What to work on: Please output the lines shown below exactly as they appear.

————

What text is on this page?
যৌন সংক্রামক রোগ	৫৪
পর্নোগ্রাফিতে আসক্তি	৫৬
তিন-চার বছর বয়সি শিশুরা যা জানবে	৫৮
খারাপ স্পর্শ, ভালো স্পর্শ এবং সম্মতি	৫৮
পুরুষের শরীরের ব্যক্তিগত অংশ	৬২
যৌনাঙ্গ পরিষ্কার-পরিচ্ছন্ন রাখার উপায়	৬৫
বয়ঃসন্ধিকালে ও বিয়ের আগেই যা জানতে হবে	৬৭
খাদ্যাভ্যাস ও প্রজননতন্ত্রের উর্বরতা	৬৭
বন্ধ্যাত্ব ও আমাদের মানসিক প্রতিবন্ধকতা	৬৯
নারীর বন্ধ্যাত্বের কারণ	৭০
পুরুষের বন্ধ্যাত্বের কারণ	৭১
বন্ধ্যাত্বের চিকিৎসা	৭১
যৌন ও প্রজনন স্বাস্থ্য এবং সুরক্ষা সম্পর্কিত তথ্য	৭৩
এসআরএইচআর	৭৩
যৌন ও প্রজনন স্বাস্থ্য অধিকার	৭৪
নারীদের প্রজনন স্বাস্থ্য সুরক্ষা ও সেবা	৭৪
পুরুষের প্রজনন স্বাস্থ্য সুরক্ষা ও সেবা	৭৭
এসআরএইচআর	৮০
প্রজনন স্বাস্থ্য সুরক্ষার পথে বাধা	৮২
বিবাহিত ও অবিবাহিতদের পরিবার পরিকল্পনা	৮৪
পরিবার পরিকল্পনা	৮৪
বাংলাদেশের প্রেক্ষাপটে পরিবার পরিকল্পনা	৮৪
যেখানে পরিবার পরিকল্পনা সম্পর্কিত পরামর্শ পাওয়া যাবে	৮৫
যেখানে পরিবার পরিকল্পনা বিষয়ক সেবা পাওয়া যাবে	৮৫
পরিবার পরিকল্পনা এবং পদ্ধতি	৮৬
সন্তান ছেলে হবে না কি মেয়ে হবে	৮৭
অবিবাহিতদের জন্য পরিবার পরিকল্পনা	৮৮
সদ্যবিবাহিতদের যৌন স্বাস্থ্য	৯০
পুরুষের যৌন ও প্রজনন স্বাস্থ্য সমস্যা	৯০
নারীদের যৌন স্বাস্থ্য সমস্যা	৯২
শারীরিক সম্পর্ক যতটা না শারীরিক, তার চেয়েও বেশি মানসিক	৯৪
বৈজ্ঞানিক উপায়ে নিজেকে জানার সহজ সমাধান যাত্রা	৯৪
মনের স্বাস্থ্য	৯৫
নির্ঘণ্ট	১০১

————

Task response:
What text is on this page?
যৌন সংক্রামক রোগ	৫৪
পর্নোগ্রাফিতে আসক্তি	৫৬
তিন-চার বছর বয়সি শিশুরা যা জানবে	৫৮
খারাপ স্পর্শ, ভালো স্পর্শ এবং সম্মতি	৫৮
পুরুষের শরীরের ব্যক্তিগত অংশ	৬২
যৌনাঙ্গ পরিষ্কার-পরিচ্ছন্ন রাখার উপায়	৬৫
বয়ঃসন্ধিকালে ও বিয়ের আগেই যা জানতে হবে	৬৭
খাদ্যাভ্যাস ও প্রজননতন্ত্রের উর্বরতা	৬৭
বন্ধ্যাত্ব ও আমাদের মানসিক প্রতিবন্ধকতা	৬৯
নারীর বন্ধ্যাত্বের কারণ	৭০
পুরুষের বন্ধ্যাত্বের কারণ	৭১
বন্ধ্যাত্বের চিকিৎসা	৭১
যৌন ও প্রজনন স্বাস্থ্য এবং সুরক্ষা সম্পর্কিত তথ্য	৭৩
এসআরএইচআর	৭৩
যৌন ও প্রজনন স্বাস্থ্য অধিকার	৭৪
নারীদের প্রজনন স্বাস্থ্য সুরক্ষা ও সেবা	৭৪
পুরুষের প্রজনন স্বাস্থ্য সুরক্ষা ও সেবা	৭৭
এসআরএইচআর	৮০
প্রজনন স্বাস্থ্য সুরক্ষার পথে বাধা	৮২
বিবাহিত ও অবিবাহিতদের পরিবার পরিকল্পনা	৮৪
পরিবার পরিকল্পনা	৮৪
বাংলাদেশের প্রেক্ষাপটে পরিবার পরিকল্পনা	৮৪
যেখানে পরিবার পরিকল্পনা সম্পর্কিত পরামর্শ পাওয়া যাবে	৮৫
যেখানে পরিবার পরিকল্পনা বিষয়ক সেবা পাওয়া যাবে	৮৫
পরিবার পরিকল্পনা এবং পদ্ধতি	৮৬
সন্তান ছেলে হবে না কি মেয়ে হবে	৮৭
অবিবাহিতদের জন্য পরিবার পরিকল্পনা	৮৮
সদ্যবিবাহিতদের যৌন স্বাস্থ্য	৯০
পুরুষের যৌন ও প্রজনন স্বাস্থ্য সমস্যা	৯০
নারীদের যৌন স্বাস্থ্য সমস্যা	৯২
শারীরিক সম্পর্ক যতটা না শারীরিক, তার চেয়েও বেশি মানসিক	৯৪
বৈজ্ঞানিক উপায়ে নিজেকে জানার সহজ সমাধান যাত্রা	৯৪
মনের স্বাস্থ্য	৯৫
নির্ঘণ্ট	১০১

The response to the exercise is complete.